* _Short task_
List all lines of the data that include the string "Sala".

* _Provided data_
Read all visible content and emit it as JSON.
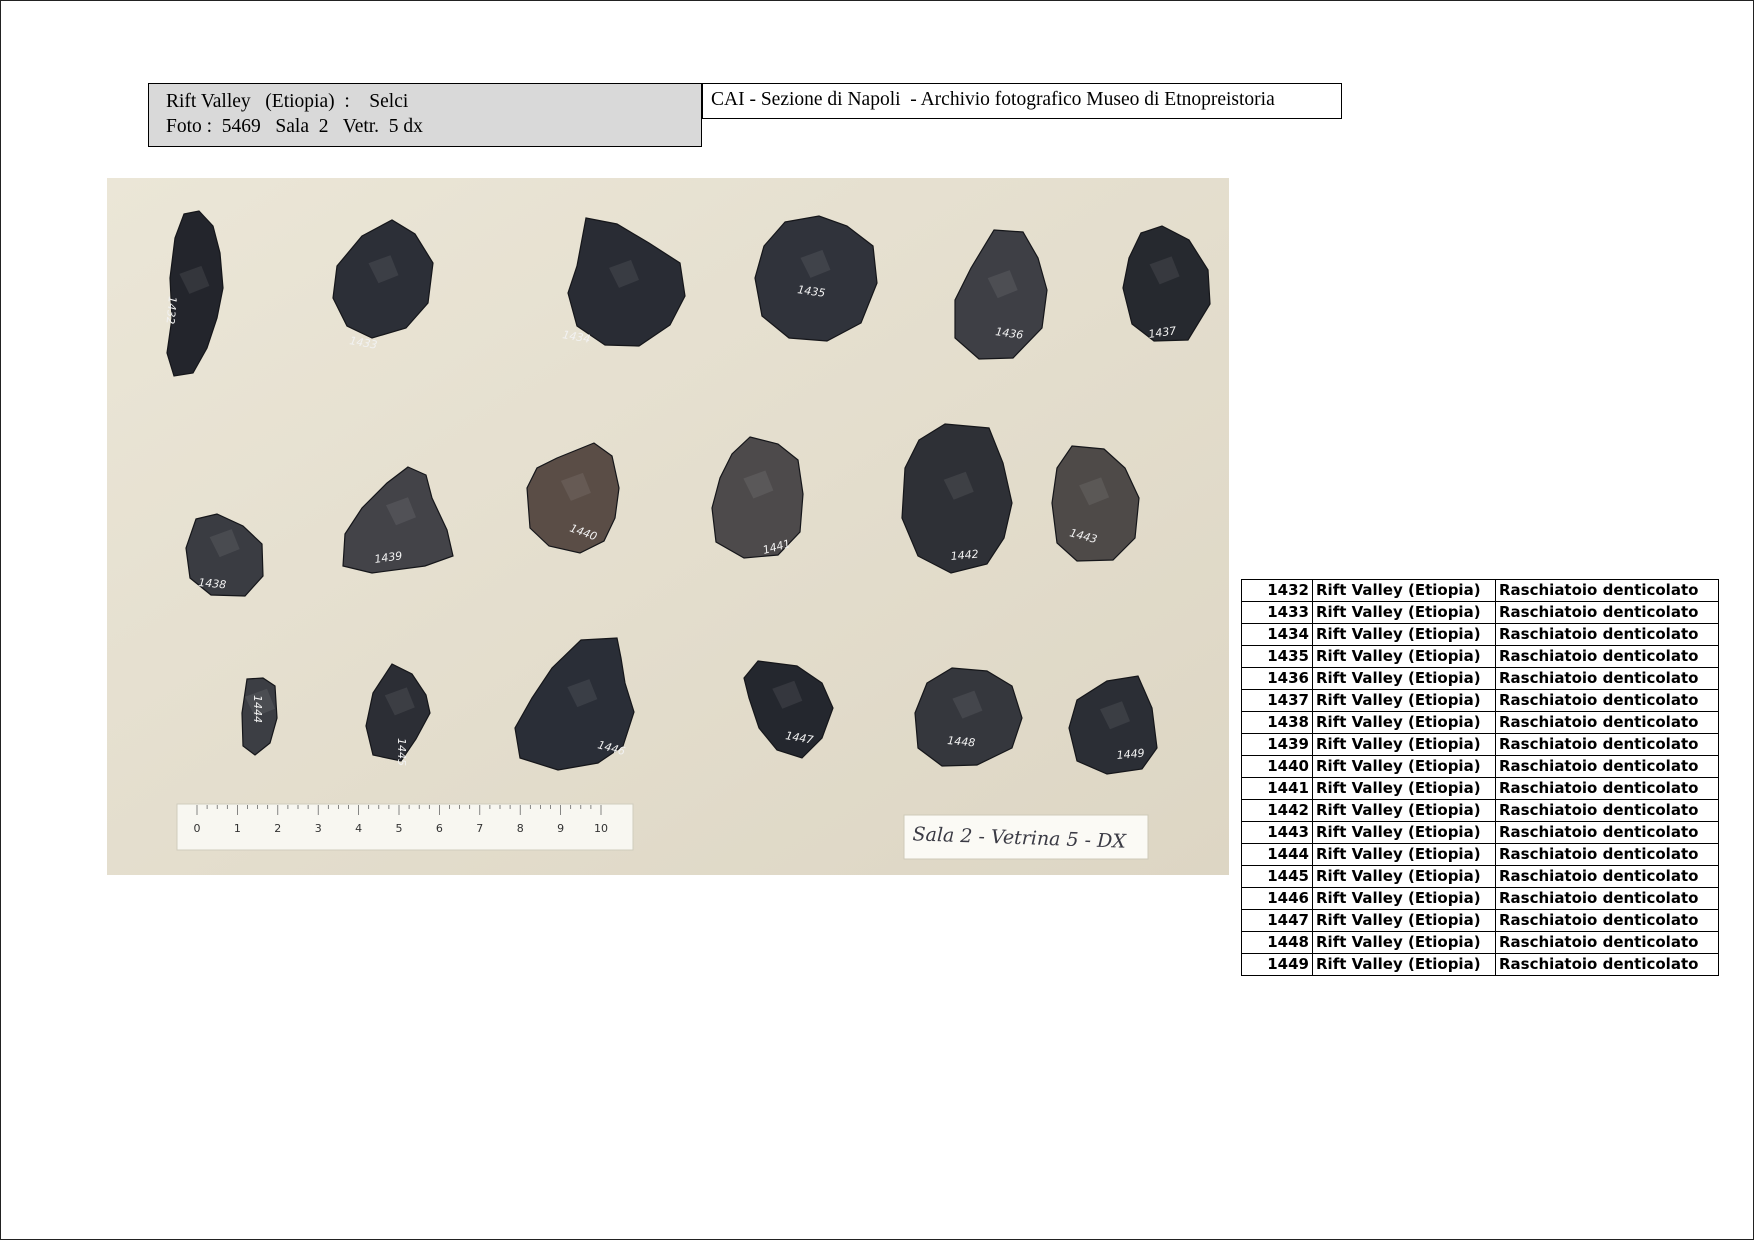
{
  "header": {
    "box_line1": "Rift Valley   (Etiopia)  :    Selci",
    "box_line2": "Foto :  5469   Sala  2   Vetr.  5 dx",
    "archive_title": "CAI - Sezione di Napoli  - Archivio fotografico Museo di Etnopreistoria"
  },
  "photo": {
    "background_color": "#e7e1d1",
    "artifact_labels": [
      "1432",
      "1433",
      "1434",
      "1435",
      "1436",
      "1437",
      "1438",
      "1439",
      "1440",
      "1441",
      "1442",
      "1443",
      "1444",
      "1445",
      "1446",
      "1447",
      "1448",
      "1449"
    ],
    "ruler_ticks": [
      "0",
      "1",
      "2",
      "3",
      "4",
      "5",
      "6",
      "7",
      "8",
      "9",
      "10"
    ],
    "display_card_text": "Sala 2 - Vetrina 5 - DX"
  },
  "catalog": {
    "rows": [
      {
        "num": "1432",
        "location": "Rift Valley (Etiopia)",
        "type": "Raschiatoio denticolato"
      },
      {
        "num": "1433",
        "location": "Rift Valley (Etiopia)",
        "type": "Raschiatoio denticolato"
      },
      {
        "num": "1434",
        "location": "Rift Valley (Etiopia)",
        "type": "Raschiatoio denticolato"
      },
      {
        "num": "1435",
        "location": "Rift Valley (Etiopia)",
        "type": "Raschiatoio denticolato"
      },
      {
        "num": "1436",
        "location": "Rift Valley (Etiopia)",
        "type": "Raschiatoio denticolato"
      },
      {
        "num": "1437",
        "location": "Rift Valley (Etiopia)",
        "type": "Raschiatoio denticolato"
      },
      {
        "num": "1438",
        "location": "Rift Valley (Etiopia)",
        "type": "Raschiatoio denticolato"
      },
      {
        "num": "1439",
        "location": "Rift Valley (Etiopia)",
        "type": "Raschiatoio denticolato"
      },
      {
        "num": "1440",
        "location": "Rift Valley (Etiopia)",
        "type": "Raschiatoio denticolato"
      },
      {
        "num": "1441",
        "location": "Rift Valley (Etiopia)",
        "type": "Raschiatoio denticolato"
      },
      {
        "num": "1442",
        "location": "Rift Valley (Etiopia)",
        "type": "Raschiatoio denticolato"
      },
      {
        "num": "1443",
        "location": "Rift Valley (Etiopia)",
        "type": "Raschiatoio denticolato"
      },
      {
        "num": "1444",
        "location": "Rift Valley (Etiopia)",
        "type": "Raschiatoio denticolato"
      },
      {
        "num": "1445",
        "location": "Rift Valley (Etiopia)",
        "type": "Raschiatoio denticolato"
      },
      {
        "num": "1446",
        "location": "Rift Valley (Etiopia)",
        "type": "Raschiatoio denticolato"
      },
      {
        "num": "1447",
        "location": "Rift Valley (Etiopia)",
        "type": "Raschiatoio denticolato"
      },
      {
        "num": "1448",
        "location": "Rift Valley (Etiopia)",
        "type": "Raschiatoio denticolato"
      },
      {
        "num": "1449",
        "location": "Rift Valley (Etiopia)",
        "type": "Raschiatoio denticolato"
      }
    ]
  }
}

* _Answer to the task_
    "box_line2": "Foto :  5469   Sala  2   Vetr.  5 dx",
    "display_card_text": "Sala 2 - Vetrina 5 - DX"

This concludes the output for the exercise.